### GOAL OF THE EXERCISE
Across the entries below, count the lines in which the word "Calculate" occurs. Reply with the count alone.

** Start of TASK DATA **

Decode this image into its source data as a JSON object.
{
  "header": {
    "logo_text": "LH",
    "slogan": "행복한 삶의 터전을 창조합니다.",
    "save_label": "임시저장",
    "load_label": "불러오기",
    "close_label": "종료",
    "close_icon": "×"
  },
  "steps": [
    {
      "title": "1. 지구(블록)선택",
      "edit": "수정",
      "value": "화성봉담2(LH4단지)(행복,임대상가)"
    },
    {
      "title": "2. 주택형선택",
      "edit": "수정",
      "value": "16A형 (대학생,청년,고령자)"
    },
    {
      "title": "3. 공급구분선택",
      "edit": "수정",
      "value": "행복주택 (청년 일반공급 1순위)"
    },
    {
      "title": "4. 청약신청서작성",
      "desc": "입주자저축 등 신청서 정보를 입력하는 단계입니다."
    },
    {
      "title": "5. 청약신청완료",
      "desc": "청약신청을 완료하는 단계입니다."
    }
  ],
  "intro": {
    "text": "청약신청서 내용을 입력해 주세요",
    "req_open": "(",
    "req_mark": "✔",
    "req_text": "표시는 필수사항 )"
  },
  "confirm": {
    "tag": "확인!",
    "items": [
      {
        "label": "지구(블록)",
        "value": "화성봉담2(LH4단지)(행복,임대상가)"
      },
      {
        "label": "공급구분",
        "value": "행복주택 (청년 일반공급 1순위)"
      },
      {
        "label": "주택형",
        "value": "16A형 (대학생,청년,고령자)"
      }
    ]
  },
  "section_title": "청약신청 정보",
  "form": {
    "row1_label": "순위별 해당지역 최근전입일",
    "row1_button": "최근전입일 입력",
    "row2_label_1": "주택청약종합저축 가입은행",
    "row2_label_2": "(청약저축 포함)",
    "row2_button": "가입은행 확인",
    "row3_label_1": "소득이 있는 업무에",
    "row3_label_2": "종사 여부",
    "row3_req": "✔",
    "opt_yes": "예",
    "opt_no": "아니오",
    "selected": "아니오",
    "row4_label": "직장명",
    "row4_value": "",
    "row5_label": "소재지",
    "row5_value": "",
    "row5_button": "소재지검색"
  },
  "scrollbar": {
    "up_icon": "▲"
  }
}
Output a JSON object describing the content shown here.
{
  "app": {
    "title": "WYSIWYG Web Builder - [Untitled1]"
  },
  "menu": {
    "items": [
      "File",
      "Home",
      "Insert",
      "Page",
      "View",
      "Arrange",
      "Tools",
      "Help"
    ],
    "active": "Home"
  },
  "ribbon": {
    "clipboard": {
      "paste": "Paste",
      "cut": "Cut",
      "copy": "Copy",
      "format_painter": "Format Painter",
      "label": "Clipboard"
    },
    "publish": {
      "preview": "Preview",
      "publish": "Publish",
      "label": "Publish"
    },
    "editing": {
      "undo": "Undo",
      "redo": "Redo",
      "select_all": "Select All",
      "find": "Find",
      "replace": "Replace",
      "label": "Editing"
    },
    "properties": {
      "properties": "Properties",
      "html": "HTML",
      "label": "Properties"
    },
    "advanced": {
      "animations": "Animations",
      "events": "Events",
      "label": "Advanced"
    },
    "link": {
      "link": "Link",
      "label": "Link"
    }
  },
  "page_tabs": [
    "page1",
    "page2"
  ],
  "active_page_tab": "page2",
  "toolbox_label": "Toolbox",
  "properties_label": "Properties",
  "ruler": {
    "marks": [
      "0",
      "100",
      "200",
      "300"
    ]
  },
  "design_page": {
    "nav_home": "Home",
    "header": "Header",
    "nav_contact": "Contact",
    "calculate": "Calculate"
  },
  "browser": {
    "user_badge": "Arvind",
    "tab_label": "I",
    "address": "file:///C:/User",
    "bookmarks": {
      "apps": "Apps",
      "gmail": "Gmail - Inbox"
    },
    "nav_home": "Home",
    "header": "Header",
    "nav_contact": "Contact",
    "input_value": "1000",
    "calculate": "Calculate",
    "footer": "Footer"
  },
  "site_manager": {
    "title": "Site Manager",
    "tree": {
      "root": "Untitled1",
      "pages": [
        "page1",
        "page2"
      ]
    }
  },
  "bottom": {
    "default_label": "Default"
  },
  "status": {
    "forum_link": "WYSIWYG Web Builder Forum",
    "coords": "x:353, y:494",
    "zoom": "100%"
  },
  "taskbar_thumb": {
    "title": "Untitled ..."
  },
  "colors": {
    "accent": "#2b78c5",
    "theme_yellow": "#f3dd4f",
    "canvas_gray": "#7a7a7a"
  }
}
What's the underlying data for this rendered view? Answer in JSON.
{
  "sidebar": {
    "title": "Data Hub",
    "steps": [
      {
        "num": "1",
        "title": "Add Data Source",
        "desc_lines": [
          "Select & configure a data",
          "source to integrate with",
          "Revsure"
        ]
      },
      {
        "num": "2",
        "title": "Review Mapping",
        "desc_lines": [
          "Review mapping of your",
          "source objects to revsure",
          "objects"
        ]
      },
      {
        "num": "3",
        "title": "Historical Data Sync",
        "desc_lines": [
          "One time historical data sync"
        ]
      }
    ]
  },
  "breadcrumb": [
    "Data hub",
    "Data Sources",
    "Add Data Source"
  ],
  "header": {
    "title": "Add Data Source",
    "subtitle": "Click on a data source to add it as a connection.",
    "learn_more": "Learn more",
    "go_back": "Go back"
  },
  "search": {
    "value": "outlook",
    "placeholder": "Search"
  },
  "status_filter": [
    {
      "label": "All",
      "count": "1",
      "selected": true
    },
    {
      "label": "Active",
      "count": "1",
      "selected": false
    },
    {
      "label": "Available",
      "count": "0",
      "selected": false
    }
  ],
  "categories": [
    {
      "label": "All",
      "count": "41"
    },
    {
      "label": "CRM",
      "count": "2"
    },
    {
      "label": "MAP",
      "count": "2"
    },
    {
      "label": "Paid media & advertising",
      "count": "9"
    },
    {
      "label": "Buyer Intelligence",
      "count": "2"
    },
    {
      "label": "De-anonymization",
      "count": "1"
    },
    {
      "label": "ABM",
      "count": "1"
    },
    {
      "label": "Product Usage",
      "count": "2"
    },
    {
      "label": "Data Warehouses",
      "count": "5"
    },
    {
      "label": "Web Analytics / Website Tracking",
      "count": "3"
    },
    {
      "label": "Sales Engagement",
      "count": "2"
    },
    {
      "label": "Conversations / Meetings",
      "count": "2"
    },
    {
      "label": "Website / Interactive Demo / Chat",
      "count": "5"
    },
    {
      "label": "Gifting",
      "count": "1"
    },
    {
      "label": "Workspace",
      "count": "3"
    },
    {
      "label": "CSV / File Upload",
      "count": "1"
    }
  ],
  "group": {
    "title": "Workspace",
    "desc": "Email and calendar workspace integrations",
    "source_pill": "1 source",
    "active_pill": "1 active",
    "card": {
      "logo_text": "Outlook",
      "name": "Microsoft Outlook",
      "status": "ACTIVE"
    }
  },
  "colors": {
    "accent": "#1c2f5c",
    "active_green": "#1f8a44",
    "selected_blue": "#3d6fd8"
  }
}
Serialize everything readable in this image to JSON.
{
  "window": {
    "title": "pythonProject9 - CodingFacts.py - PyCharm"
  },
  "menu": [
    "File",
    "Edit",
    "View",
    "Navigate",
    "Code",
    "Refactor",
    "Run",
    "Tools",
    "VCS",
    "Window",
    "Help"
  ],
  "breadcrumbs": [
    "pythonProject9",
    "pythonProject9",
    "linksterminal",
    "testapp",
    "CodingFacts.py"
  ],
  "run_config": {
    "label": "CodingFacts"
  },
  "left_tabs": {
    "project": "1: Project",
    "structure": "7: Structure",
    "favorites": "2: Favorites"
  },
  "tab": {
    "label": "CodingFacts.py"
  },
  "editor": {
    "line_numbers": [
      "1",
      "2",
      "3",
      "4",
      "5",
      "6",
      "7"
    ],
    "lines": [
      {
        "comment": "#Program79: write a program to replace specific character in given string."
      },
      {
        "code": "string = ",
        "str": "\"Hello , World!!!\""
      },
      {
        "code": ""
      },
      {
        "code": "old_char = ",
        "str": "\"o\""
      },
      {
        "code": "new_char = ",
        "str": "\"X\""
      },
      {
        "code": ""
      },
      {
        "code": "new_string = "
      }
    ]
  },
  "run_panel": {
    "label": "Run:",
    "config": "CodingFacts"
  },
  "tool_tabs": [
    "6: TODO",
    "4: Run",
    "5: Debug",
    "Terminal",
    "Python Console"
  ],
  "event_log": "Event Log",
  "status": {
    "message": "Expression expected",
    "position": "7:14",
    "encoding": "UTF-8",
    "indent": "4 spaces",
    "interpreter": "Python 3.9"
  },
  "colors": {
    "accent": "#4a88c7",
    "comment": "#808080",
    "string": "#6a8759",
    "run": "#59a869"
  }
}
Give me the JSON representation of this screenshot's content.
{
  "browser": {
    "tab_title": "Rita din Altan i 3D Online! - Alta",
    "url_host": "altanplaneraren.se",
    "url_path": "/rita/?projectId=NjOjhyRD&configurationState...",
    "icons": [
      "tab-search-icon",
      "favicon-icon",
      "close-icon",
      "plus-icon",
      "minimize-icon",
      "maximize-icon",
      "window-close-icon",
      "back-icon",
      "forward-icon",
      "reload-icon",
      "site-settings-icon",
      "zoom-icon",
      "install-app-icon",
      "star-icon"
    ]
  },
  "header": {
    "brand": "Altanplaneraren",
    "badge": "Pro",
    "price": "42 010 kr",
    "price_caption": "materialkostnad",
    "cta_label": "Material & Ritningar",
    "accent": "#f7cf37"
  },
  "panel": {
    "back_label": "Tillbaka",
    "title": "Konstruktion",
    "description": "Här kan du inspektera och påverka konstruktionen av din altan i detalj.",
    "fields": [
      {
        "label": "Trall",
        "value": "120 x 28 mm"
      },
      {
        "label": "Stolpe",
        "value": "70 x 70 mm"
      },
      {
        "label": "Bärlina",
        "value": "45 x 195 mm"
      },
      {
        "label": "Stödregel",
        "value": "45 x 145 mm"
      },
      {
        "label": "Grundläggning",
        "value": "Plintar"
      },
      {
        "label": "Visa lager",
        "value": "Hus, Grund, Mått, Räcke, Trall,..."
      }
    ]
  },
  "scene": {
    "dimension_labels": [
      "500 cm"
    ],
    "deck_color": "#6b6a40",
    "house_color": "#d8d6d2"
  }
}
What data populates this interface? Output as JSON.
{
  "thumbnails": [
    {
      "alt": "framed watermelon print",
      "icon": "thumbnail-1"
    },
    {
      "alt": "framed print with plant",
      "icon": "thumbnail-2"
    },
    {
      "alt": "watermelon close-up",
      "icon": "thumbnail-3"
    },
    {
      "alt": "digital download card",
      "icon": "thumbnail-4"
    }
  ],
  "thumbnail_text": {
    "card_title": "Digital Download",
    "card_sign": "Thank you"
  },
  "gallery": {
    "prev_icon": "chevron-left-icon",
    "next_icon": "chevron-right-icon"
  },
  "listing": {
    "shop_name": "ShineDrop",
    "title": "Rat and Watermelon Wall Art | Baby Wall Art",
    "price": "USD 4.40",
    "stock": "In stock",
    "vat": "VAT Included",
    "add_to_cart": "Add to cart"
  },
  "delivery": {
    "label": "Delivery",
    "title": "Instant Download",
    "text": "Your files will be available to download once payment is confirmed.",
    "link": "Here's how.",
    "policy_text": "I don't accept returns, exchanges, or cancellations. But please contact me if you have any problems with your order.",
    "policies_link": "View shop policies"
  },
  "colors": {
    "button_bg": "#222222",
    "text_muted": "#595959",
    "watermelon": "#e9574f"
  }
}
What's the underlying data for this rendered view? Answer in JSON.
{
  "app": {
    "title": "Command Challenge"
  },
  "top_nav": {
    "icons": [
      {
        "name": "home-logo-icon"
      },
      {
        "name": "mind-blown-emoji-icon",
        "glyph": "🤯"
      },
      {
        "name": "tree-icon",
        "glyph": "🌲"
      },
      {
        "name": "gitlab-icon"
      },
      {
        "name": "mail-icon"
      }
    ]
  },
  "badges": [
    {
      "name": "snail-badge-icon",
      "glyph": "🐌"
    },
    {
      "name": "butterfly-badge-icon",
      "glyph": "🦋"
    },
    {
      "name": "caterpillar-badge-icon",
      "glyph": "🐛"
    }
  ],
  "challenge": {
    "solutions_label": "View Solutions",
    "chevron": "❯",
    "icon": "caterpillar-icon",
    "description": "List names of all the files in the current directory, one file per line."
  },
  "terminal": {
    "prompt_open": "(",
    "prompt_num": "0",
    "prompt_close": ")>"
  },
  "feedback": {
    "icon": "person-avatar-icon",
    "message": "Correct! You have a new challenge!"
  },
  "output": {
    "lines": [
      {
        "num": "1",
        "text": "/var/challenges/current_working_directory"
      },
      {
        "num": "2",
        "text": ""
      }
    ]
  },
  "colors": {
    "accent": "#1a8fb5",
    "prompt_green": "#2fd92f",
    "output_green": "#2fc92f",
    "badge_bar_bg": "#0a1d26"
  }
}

** End of TASK DATA **

### RESULT
2